◆ **PROBLEM 1**:
Which headlines appear on the dated reviews in the movie reviews, and what star rating does each one give?
◆ **PROBLEM 2**:
Can you extract the passage of the movie reviews from "There are many, many" up to and including "seen, bar none."?
◆ **PROBLEM 3**:
Could you continue the movie reviews from where they stop?

+++ DOCUMENT

I had been meaning to see this movie for a long time, and I'm really glad I did. I had heard a couple of less-than-glowing reviews, so I was prepared to not like certain aspects, but I found it very interesting, extremely well acted & the script was excellent. The actors seemed to riff off of one another. The dialogue was fast, witty, sharp & funny as hell! The subject matter is interesting, sadly still relevant in that there are many atrocities occurring around the world, but to catch a glimpse of some behind-the-scenes workings was intriguing & illuminating. This movie is well worth a watch, and the acting is very strong. Tom Hanks & Phillip Seymour Hoffman are both brilliant in their roles, and I really enjoyed Julia Roberts' performance too. Overall, this movie is interesting, funny, sharp, and again relevant to the world today. It doesn't sugar coat the subject matter or tie anything up in a neat little bow, it addresses flawed systems and 'solutions' and reminds us that the world is a very complicated place. A great script handled with skill.

Rai Aren, co-author of Secret of the Sands



5 out of 5 stars True Story   June 24, 2008
 2 out of 5 found this review helpful

What a wonderful story, and it's based on true events. This movie is highly recommended. It is also very well acted!!


4 out of 5 stars very enjoyable   June 23, 2008
 0 out of 1 found this review helpful

Based on a true story (although overstating the importance) this movie is a short ,but not complete look at the Afghanistan war. Charlie Wilson had a role but certainly not as central as the movie implies. For a better perspective read "Ghost Wars" by Steve Coll. However the movie was fun to watch.


1 out of 5 stars Charlie Wilson's List   June 23, 2008
 10 out of 14 found this review helpful

There are many, many shocking things about this movie. The first of which is that it was written by Aaron Sorkin. I've invested in Sorkin's previous work, and was shocked to see his name in the closing credits of this awful movie. Second of all, I was even more shocked to see the positive ratings this trash has gotten from Amazon reviewers. Maybe I'm in the minority here (I certainly am on this site) but this film is one of the worst I've seen, bar none.

There is literally nothing good about this movie. There are a few things that aren't altogether awful (such as Philip Seymour Hoffman's performance), but when nothing in an entire movie can be described as "good," you know you've got a whole mess of problems at work. Here is a list that just cracks the iceberg.

++++++
+++ ENTRIES

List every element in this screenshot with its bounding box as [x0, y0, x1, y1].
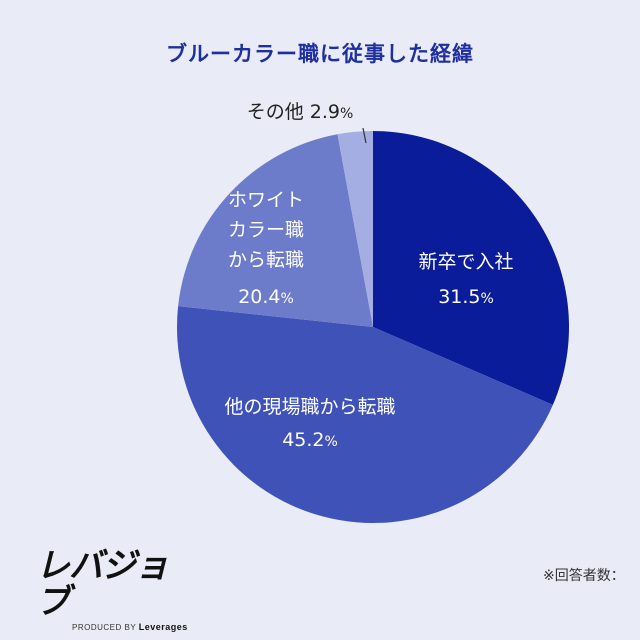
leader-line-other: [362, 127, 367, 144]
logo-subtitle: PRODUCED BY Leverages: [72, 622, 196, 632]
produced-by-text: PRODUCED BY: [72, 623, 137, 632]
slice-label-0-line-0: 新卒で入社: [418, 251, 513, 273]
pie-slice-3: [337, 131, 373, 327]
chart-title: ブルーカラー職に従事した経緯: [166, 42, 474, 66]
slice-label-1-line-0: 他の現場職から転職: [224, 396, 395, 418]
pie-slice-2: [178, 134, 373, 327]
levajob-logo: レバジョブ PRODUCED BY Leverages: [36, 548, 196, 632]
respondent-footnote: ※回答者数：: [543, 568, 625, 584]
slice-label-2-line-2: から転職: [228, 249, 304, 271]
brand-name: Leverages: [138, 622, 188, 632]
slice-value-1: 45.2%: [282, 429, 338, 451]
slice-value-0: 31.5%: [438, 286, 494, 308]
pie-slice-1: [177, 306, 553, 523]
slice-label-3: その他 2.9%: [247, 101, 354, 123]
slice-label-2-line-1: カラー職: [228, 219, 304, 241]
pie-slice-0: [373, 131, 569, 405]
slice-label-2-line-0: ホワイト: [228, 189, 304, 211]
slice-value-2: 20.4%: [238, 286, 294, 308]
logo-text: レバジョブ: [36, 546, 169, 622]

++++++

◆ **EXPECTED ANSWER 1**:
- True Story: 5 out of 5 stars
- very enjoyable: 4 out of 5 stars
- Charlie Wilson's List: 1 out of 5 stars

◆ **EXPECTED ANSWER 2**:
There are many, many shocking things about this movie. The first of which is that it was written by Aaron Sorkin. I've invested in Sorkin's previous work, and was shocked to see his name in the closing credits of this awful movie. Second of all, I was even more shocked to see the positive ratings this trash has gotten from Amazon reviewers. Maybe I'm in the minority here (I certainly am on this site) but this film is one of the worst I've seen, bar none.

◆ **EXPECTED ANSWER 3**:
1. There is absolutely nothing done by the filmmakers to get the audience involved with the story. There is no suspense, no character development, no character moments, no storytelling techniques used to pull the viewers into the story. It's just a sequence of film that I cared absolutely nothing about while watching it. I understand that this is based on a true story, so some will argue with this point. However, I'd counter that a true story deserves to be well done, because if a sequence of non-fictional events are worth telling, there is certainly an interesting story behind them. With better writing, a different director, a different producer, and a different cast, this could have been a poignant exploration of one man's journey to make a difference by aiding a cause he truly believed in. What this actually came out as is a sexist, dumbed-down mockery of real events.

2. This is based on a true story. They even had real footage blended in with the plot of the film, which further grounds this film in reality. However, if you plan on grounding the film in reality so much, why would you have the rest of the movie be so blatantly silly? Women in tight sweaters and skirts make up the entirety of Charlie Wilson's staff, and are draped all over his office like furniture. Not only does this add an undercurrent of objectification of women to the film, it makes for horribly cheesy scenes that totally pull the viewer out of the reality of the film.

3. There is not one scene here to establish a morally grey area. Americans are good, Russians are bad. Point blank, period. I'm sorry, but that's bull and makes for horrible viewing. All the best war movies show the morally grey area of combat and war as a whole, that two ideologies are at conflict and neither is good or evil, but that both sides are real people at conflict with each other. Not so here. This movie neglects that superbly intriguing moral grey area for cheap jokes and contrived speeches.

4. You know a movie is bad when an hour and forty minutes feels like you just watched The Stand. Twice.

Very simply, this film is a mockery of real life events that isn't worth your time. If the story of Charlie Wilson was worth telling, which I'm sure it was, I wish a more competent team had tackled the subject matter. This sinker easily takes a place on my Worst 20 Movies list.

1/10



2 out of 5 stars Utter Bollox   June 23, 2008
 7 out of 8 found this review helpful

This film is dishonest, hypocritical, and manipulative throughout. I've given it a second star only because there is - credit where it's due - excellent characterization, witty scripting, and superior production values. But as a "history" of the Afghan War or Congressman Wilson's involvement therein, it's disingenuous pablum.

Wilson was not merely some disinterested observer undergoing an epiphany at sight of so much human suffering in the border refugee camps. He was a knowing and conscious CIA cutout, with a track record of Middle East involvement on behalf of Israel and East Texas oilmen. He raised money the old-fashioned pork barrel way to circumvent restrictions on the Agency; thus avoiding the kind of flak dished out to Oliver North who circumvented Congress as well. Joanne Herring (Julia Roberts' character) was no mere overly-religious society matron, bleeding for the Afghans' struggle for freedom of faith; but rather a full-fledged member of the religious New Right, out to enforce its own fundamentalist Taliban morality on American society.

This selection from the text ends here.